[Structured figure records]
★ ★ ★
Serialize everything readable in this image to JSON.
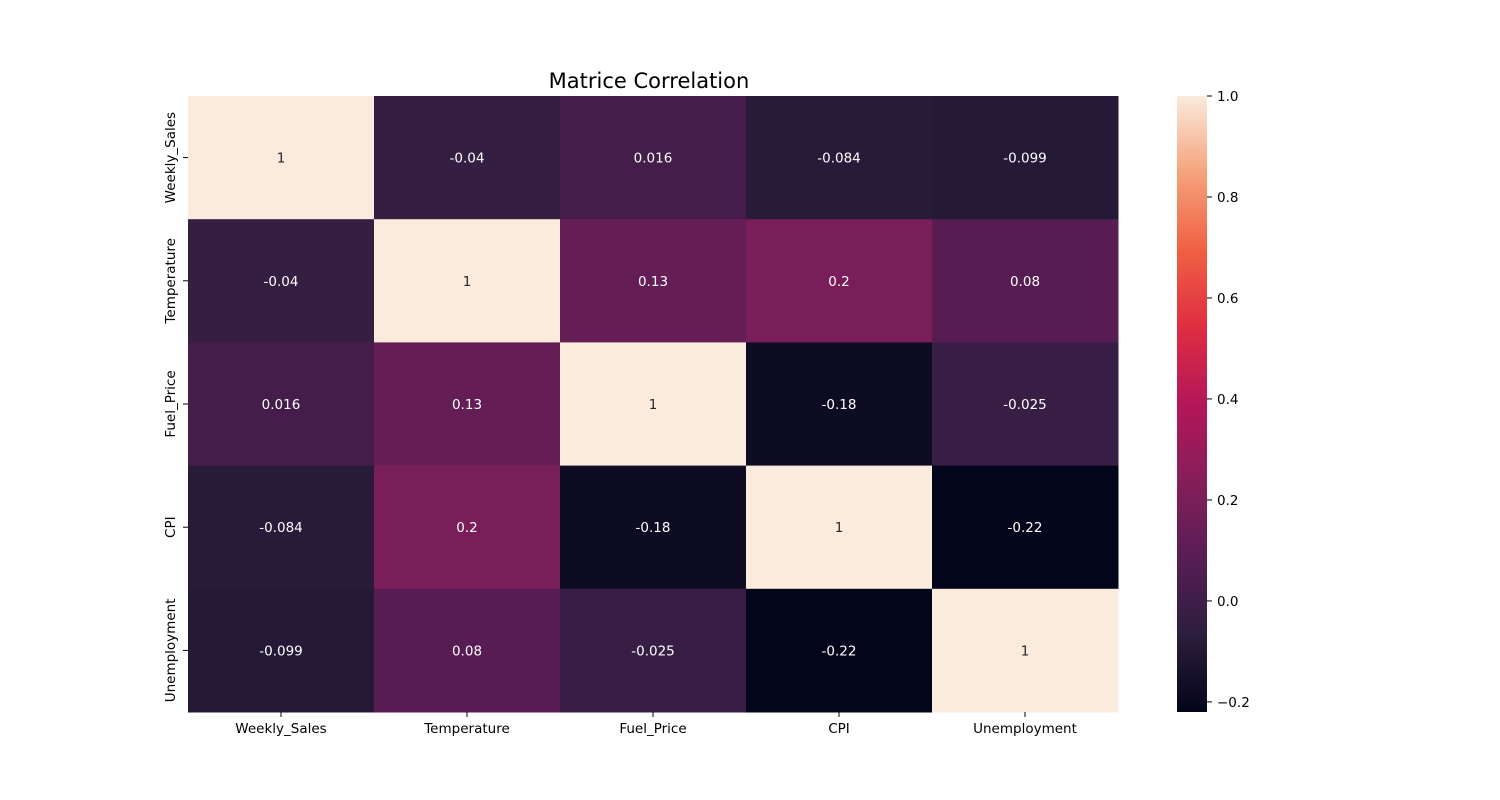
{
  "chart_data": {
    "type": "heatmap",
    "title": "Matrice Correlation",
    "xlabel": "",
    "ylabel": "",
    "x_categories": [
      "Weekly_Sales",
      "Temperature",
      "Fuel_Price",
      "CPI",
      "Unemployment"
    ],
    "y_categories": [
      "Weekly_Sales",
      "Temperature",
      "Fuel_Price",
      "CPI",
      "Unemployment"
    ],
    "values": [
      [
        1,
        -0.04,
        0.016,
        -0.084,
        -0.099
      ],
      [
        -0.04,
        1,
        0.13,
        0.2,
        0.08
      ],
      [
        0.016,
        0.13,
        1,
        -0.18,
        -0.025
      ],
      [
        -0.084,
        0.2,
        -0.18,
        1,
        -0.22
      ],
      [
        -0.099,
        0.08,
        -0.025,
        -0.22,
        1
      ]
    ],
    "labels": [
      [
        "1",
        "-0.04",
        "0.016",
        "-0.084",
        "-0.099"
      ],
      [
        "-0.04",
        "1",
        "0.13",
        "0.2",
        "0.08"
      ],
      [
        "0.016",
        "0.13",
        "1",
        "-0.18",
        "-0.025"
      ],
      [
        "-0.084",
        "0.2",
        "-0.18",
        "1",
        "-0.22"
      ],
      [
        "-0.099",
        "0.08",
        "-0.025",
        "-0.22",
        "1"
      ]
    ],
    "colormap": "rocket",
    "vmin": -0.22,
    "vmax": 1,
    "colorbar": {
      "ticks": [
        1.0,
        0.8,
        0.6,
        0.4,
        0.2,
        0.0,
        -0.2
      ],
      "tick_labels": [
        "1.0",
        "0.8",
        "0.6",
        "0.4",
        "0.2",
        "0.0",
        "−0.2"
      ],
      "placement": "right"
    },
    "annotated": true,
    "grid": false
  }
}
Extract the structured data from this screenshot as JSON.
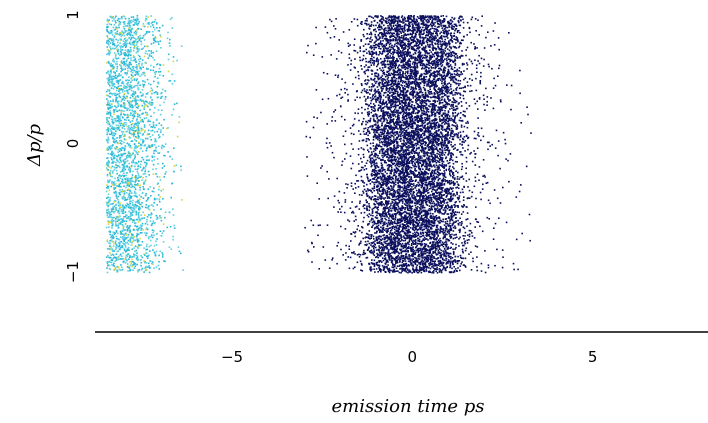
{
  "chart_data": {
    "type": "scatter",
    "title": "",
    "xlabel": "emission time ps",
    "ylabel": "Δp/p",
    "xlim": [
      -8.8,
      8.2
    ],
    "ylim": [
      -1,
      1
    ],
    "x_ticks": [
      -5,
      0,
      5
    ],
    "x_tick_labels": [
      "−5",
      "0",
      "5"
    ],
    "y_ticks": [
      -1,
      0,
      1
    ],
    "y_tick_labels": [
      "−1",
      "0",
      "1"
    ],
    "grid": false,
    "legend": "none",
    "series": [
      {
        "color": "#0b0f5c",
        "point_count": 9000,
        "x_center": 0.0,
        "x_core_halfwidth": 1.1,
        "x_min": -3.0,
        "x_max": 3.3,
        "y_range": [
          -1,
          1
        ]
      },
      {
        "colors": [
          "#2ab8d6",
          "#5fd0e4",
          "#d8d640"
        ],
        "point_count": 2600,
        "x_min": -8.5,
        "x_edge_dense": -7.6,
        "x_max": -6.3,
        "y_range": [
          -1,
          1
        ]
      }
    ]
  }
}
★ ★ ★
#### [WHAT IS ASKED]
Transcribe the complete set of entries verbatim. No pictures belong in the copy.

#### [TASK ANSWER]
Serialize everything readable in this image to JSON.
{
  "chart_data": {
    "type": "heatmap",
    "title": "Matrice Correlation",
    "xlabel": "",
    "ylabel": "",
    "x_categories": [
      "Weekly_Sales",
      "Temperature",
      "Fuel_Price",
      "CPI",
      "Unemployment"
    ],
    "y_categories": [
      "Weekly_Sales",
      "Temperature",
      "Fuel_Price",
      "CPI",
      "Unemployment"
    ],
    "values": [
      [
        1,
        -0.04,
        0.016,
        -0.084,
        -0.099
      ],
      [
        -0.04,
        1,
        0.13,
        0.2,
        0.08
      ],
      [
        0.016,
        0.13,
        1,
        -0.18,
        -0.025
      ],
      [
        -0.084,
        0.2,
        -0.18,
        1,
        -0.22
      ],
      [
        -0.099,
        0.08,
        -0.025,
        -0.22,
        1
      ]
    ],
    "labels": [
      [
        "1",
        "-0.04",
        "0.016",
        "-0.084",
        "-0.099"
      ],
      [
        "-0.04",
        "1",
        "0.13",
        "0.2",
        "0.08"
      ],
      [
        "0.016",
        "0.13",
        "1",
        "-0.18",
        "-0.025"
      ],
      [
        "-0.084",
        "0.2",
        "-0.18",
        "1",
        "-0.22"
      ],
      [
        "-0.099",
        "0.08",
        "-0.025",
        "-0.22",
        "1"
      ]
    ],
    "colormap": "rocket",
    "vmin": -0.22,
    "vmax": 1,
    "colorbar": {
      "ticks": [
        1.0,
        0.8,
        0.6,
        0.4,
        0.2,
        0.0,
        -0.2
      ],
      "tick_labels": [
        "1.0",
        "0.8",
        "0.6",
        "0.4",
        "0.2",
        "0.0",
        "−0.2"
      ],
      "placement": "right"
    },
    "annotated": true,
    "grid": false
  }
}
Extract the structured data from this screenshot as JSON.
{
  "chart_data": {
    "type": "scatter",
    "title": "",
    "xlabel": "emission time ps",
    "ylabel": "Δp/p",
    "xlim": [
      -8.8,
      8.2
    ],
    "ylim": [
      -1,
      1
    ],
    "x_ticks": [
      -5,
      0,
      5
    ],
    "x_tick_labels": [
      "−5",
      "0",
      "5"
    ],
    "y_ticks": [
      -1,
      0,
      1
    ],
    "y_tick_labels": [
      "−1",
      "0",
      "1"
    ],
    "grid": false,
    "legend": "none",
    "series": [
      {
        "color": "#0b0f5c",
        "point_count": 9000,
        "x_center": 0.0,
        "x_core_halfwidth": 1.1,
        "x_min": -3.0,
        "x_max": 3.3,
        "y_range": [
          -1,
          1
        ]
      },
      {
        "colors": [
          "#2ab8d6",
          "#5fd0e4",
          "#d8d640"
        ],
        "point_count": 2600,
        "x_min": -8.5,
        "x_edge_dense": -7.6,
        "x_max": -6.3,
        "y_range": [
          -1,
          1
        ]
      }
    ]
  }
}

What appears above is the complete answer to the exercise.